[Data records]
───

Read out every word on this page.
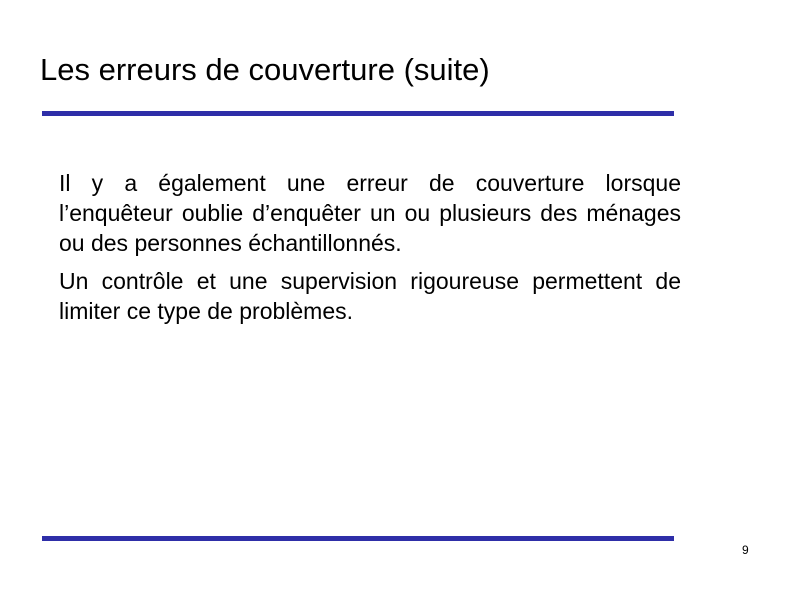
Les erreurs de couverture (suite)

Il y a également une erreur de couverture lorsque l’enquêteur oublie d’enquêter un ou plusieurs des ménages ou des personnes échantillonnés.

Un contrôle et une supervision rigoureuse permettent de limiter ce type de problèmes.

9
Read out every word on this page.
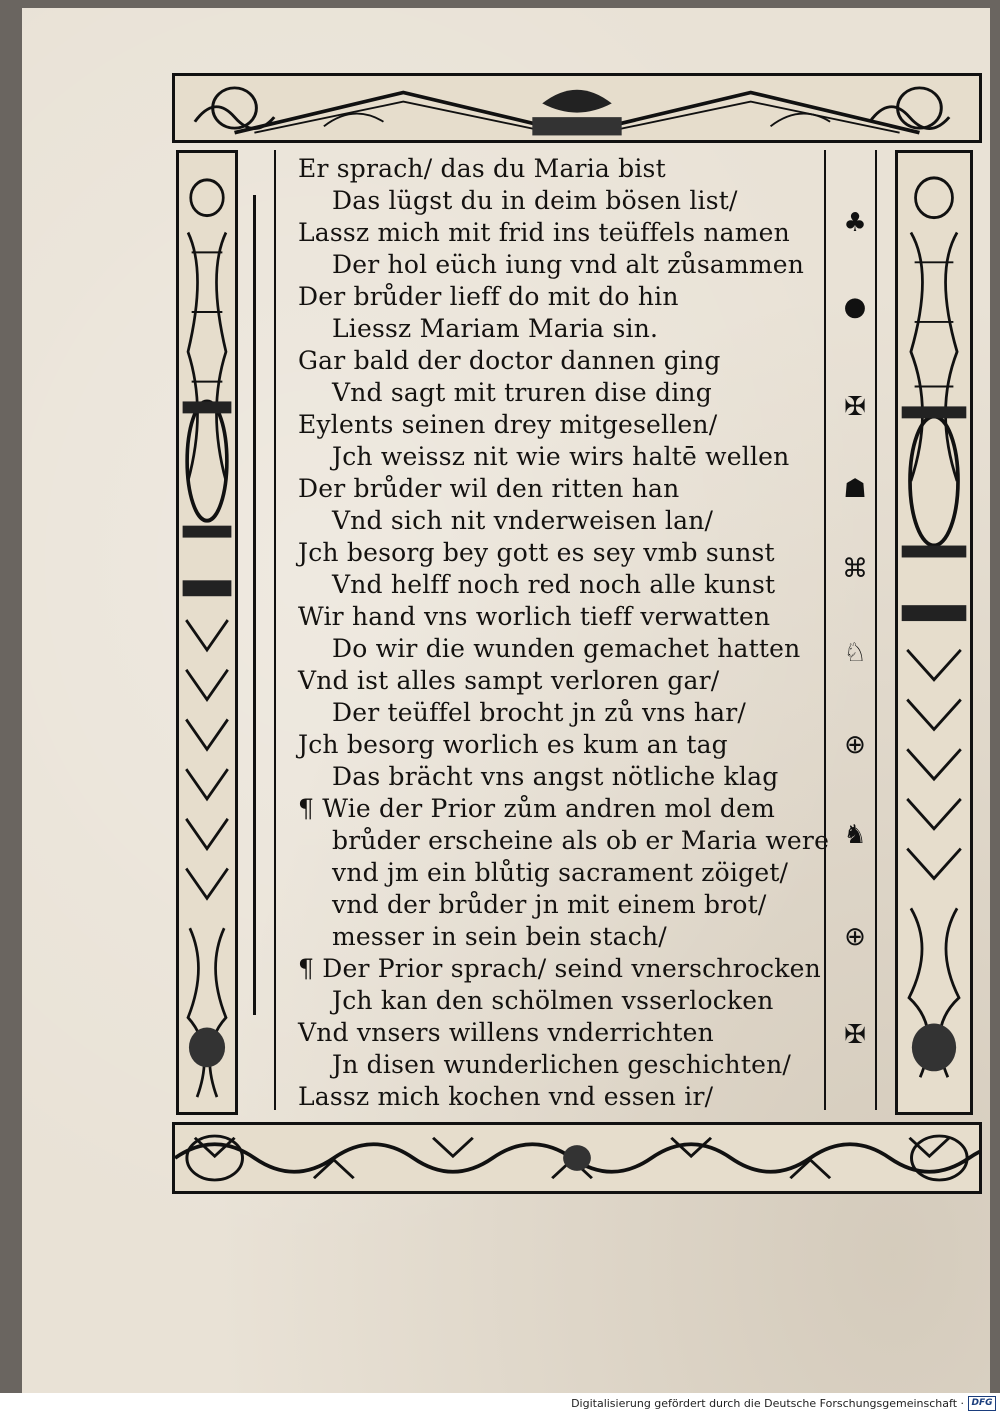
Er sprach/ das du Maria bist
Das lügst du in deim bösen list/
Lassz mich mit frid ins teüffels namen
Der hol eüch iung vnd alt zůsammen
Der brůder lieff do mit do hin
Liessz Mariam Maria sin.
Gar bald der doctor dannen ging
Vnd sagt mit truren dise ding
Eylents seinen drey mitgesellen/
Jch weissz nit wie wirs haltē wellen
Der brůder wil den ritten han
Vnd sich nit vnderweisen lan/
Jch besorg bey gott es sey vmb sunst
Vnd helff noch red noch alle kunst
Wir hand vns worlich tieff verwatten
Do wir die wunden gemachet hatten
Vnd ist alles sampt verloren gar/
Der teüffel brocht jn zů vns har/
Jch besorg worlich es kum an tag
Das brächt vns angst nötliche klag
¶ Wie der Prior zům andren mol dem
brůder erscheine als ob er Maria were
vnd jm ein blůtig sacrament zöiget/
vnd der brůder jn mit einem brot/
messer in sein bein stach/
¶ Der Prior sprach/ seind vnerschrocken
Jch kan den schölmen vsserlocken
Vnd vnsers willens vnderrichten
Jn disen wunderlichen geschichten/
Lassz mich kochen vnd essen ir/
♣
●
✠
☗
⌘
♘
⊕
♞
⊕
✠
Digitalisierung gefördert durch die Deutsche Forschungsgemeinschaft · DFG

───

TASK TO CARRY OUT:
Which lines contain the word "mich"? Copy each of them.

FULL SOLUTION:
Lassz mich mit frid ins teüffels namen
Lassz mich kochen vnd essen ir/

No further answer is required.